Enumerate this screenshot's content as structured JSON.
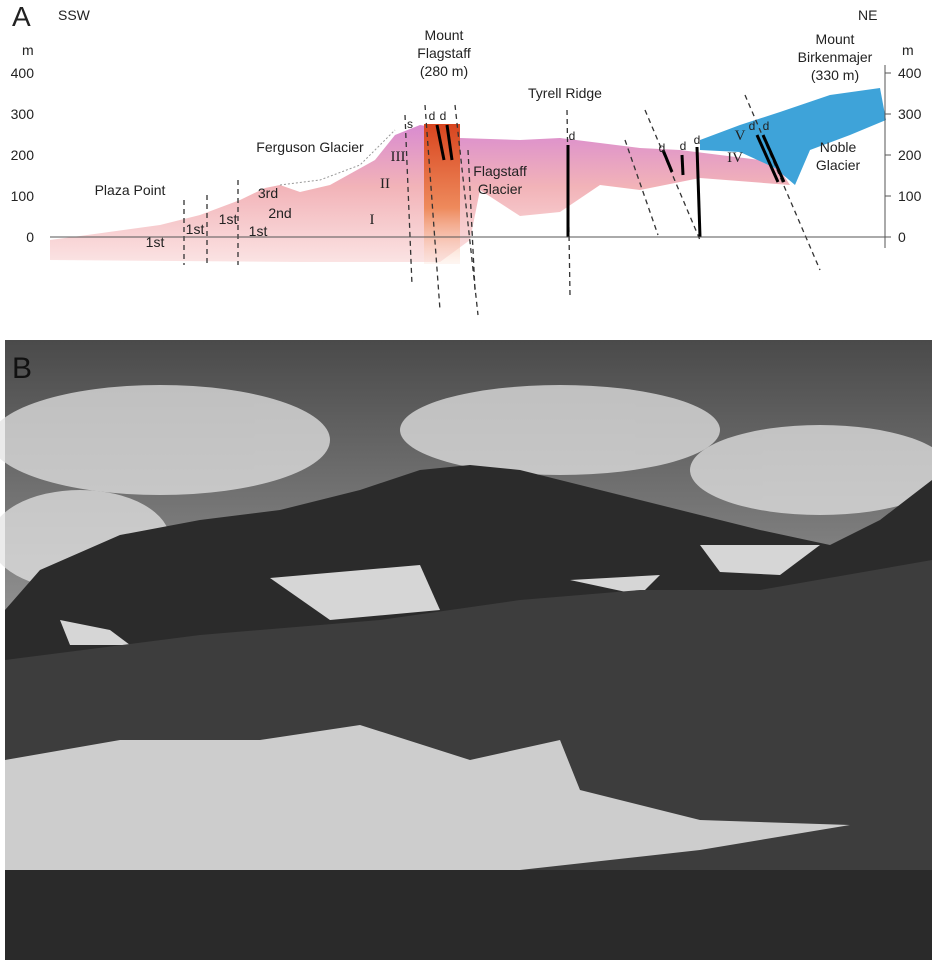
{
  "panel_a": {
    "label": "A",
    "direction_left": "SSW",
    "direction_right": "NE",
    "axis_unit_left": "m",
    "axis_unit_right": "m",
    "yticks_left": [
      0,
      100,
      200,
      300,
      400
    ],
    "yticks_right": [
      0,
      100,
      200,
      300,
      400
    ],
    "places": {
      "plaza_point": "Plaza Point",
      "ferguson_glacier": "Ferguson Glacier",
      "mount_flagstaff": [
        "Mount",
        "Flagstaff",
        "(280 m)"
      ],
      "tyrell_ridge": "Tyrell Ridge",
      "flagstaff_glacier": [
        "Flagstaff",
        "Glacier"
      ],
      "mount_birkenmajer": [
        "Mount",
        "Birkenmajer",
        "(330 m)"
      ],
      "noble_glacier": [
        "Noble",
        "Glacier"
      ]
    },
    "units": [
      "1st",
      "1st",
      "1st",
      "1st",
      "2nd",
      "3rd",
      "I",
      "II",
      "III",
      "IV",
      "V"
    ],
    "dikes": [
      "s",
      "d",
      "d",
      "d",
      "d",
      "d",
      "d",
      "d",
      "d"
    ]
  },
  "panel_b": {
    "label": "B"
  }
}
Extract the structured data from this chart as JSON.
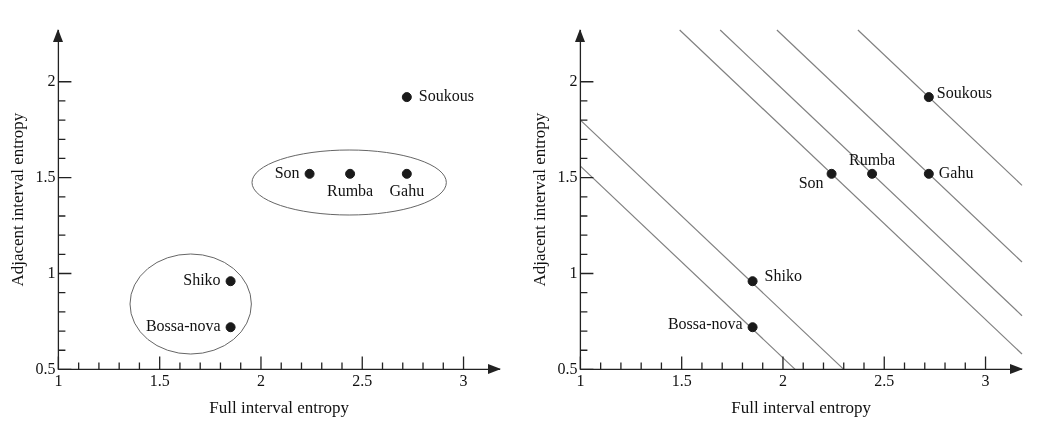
{
  "chart_data": [
    {
      "type": "scatter",
      "xlabel": "Full interval entropy",
      "ylabel": "Adjacent interval entropy",
      "marker": "circle",
      "grid": false,
      "xlim": [
        1,
        3.18
      ],
      "ylim": [
        0.5,
        2.27
      ],
      "xticks": [
        1,
        {
          "value": 1.1,
          "label": null
        },
        {
          "value": 1.2,
          "label": null
        },
        {
          "value": 1.3,
          "label": null
        },
        {
          "value": 1.4,
          "label": null
        },
        1.5,
        {
          "value": 1.6,
          "label": null
        },
        {
          "value": 1.7,
          "label": null
        },
        {
          "value": 1.8,
          "label": null
        },
        {
          "value": 1.9,
          "label": null
        },
        2,
        {
          "value": 2.1,
          "label": null
        },
        {
          "value": 2.2,
          "label": null
        },
        {
          "value": 2.3,
          "label": null
        },
        {
          "value": 2.4,
          "label": null
        },
        2.5,
        {
          "value": 2.6,
          "label": null
        },
        {
          "value": 2.7,
          "label": null
        },
        {
          "value": 2.8,
          "label": null
        },
        {
          "value": 2.9,
          "label": null
        },
        3
      ],
      "yticks": [
        0.5,
        {
          "value": 0.6,
          "label": null
        },
        {
          "value": 0.7,
          "label": null
        },
        {
          "value": 0.8,
          "label": null
        },
        {
          "value": 0.9,
          "label": null
        },
        1,
        {
          "value": 1.1,
          "label": null
        },
        {
          "value": 1.2,
          "label": null
        },
        {
          "value": 1.3,
          "label": null
        },
        {
          "value": 1.4,
          "label": null
        },
        1.5,
        {
          "value": 1.6,
          "label": null
        },
        {
          "value": 1.7,
          "label": null
        },
        {
          "value": 1.8,
          "label": null
        },
        {
          "value": 1.9,
          "label": null
        },
        2
      ],
      "series": [
        {
          "color": "#1a1a1a",
          "x": [
            2.72,
            2.24,
            2.44,
            2.72,
            1.85,
            1.85
          ],
          "values": [
            1.92,
            1.52,
            1.52,
            1.52,
            0.96,
            0.72
          ]
        }
      ],
      "annotations": [
        {
          "text": "Soukous",
          "x": 2.72,
          "y": 1.92
        },
        {
          "text": "Son",
          "x": 2.24,
          "y": 1.52
        },
        {
          "text": "Rumba",
          "x": 2.44,
          "y": 1.52
        },
        {
          "text": "Gahu",
          "x": 2.72,
          "y": 1.52
        },
        {
          "text": "Shiko",
          "x": 1.85,
          "y": 0.96
        },
        {
          "text": "Bossa-nova",
          "x": 1.85,
          "y": 0.72
        }
      ]
    },
    {
      "type": "scatter",
      "xlabel": "Full interval entropy",
      "ylabel": "Adjacent interval entropy",
      "marker": "circle",
      "grid": false,
      "line_style": "solid",
      "xlim": [
        1,
        3.18
      ],
      "ylim": [
        0.5,
        2.27
      ],
      "xticks": [
        1,
        {
          "value": 1.1,
          "label": null
        },
        {
          "value": 1.2,
          "label": null
        },
        {
          "value": 1.3,
          "label": null
        },
        {
          "value": 1.4,
          "label": null
        },
        1.5,
        {
          "value": 1.6,
          "label": null
        },
        {
          "value": 1.7,
          "label": null
        },
        {
          "value": 1.8,
          "label": null
        },
        {
          "value": 1.9,
          "label": null
        },
        2,
        {
          "value": 2.1,
          "label": null
        },
        {
          "value": 2.2,
          "label": null
        },
        {
          "value": 2.3,
          "label": null
        },
        {
          "value": 2.4,
          "label": null
        },
        2.5,
        {
          "value": 2.6,
          "label": null
        },
        {
          "value": 2.7,
          "label": null
        },
        {
          "value": 2.8,
          "label": null
        },
        {
          "value": 2.9,
          "label": null
        },
        3
      ],
      "yticks": [
        0.5,
        {
          "value": 0.6,
          "label": null
        },
        {
          "value": 0.7,
          "label": null
        },
        {
          "value": 0.8,
          "label": null
        },
        {
          "value": 0.9,
          "label": null
        },
        1,
        {
          "value": 1.1,
          "label": null
        },
        {
          "value": 1.2,
          "label": null
        },
        {
          "value": 1.3,
          "label": null
        },
        {
          "value": 1.4,
          "label": null
        },
        1.5,
        {
          "value": 1.6,
          "label": null
        },
        {
          "value": 1.7,
          "label": null
        },
        {
          "value": 1.8,
          "label": null
        },
        {
          "value": 1.9,
          "label": null
        },
        2
      ],
      "series": [
        {
          "type": "line",
          "marker": "none",
          "color": "#808080",
          "x": [
            1,
            2.06
          ],
          "values": [
            1.56,
            0.5
          ]
        },
        {
          "type": "line",
          "marker": "none",
          "color": "#808080",
          "x": [
            1,
            2.3
          ],
          "values": [
            1.8,
            0.5
          ]
        },
        {
          "type": "line",
          "marker": "none",
          "color": "#808080",
          "x": [
            1.49,
            3.18
          ],
          "values": [
            2.27,
            0.58
          ]
        },
        {
          "type": "line",
          "marker": "none",
          "color": "#808080",
          "x": [
            1.69,
            3.18
          ],
          "values": [
            2.27,
            0.78
          ]
        },
        {
          "type": "line",
          "marker": "none",
          "color": "#808080",
          "x": [
            1.97,
            3.18
          ],
          "values": [
            2.27,
            1.06
          ]
        },
        {
          "type": "line",
          "marker": "none",
          "color": "#808080",
          "x": [
            2.37,
            3.18
          ],
          "values": [
            2.27,
            1.46
          ]
        },
        {
          "color": "#1a1a1a",
          "x": [
            2.72,
            2.24,
            2.44,
            2.72,
            1.85,
            1.85
          ],
          "values": [
            1.92,
            1.52,
            1.52,
            1.52,
            0.96,
            0.72
          ]
        }
      ],
      "annotations": [
        {
          "text": "Soukous",
          "x": 2.72,
          "y": 1.92
        },
        {
          "text": "Son",
          "x": 2.24,
          "y": 1.52
        },
        {
          "text": "Rumba",
          "x": 2.44,
          "y": 1.52
        },
        {
          "text": "Gahu",
          "x": 2.72,
          "y": 1.52
        },
        {
          "text": "Shiko",
          "x": 1.85,
          "y": 0.96
        },
        {
          "text": "Bossa-nova",
          "x": 1.85,
          "y": 0.72
        }
      ]
    }
  ]
}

- - - -

Where a line of the records above holds the word "JSON", copy that line.

=== Full output ===
Enumerate this screenshot's content as structured JSON.
Extract the structured data from this chart as JSON.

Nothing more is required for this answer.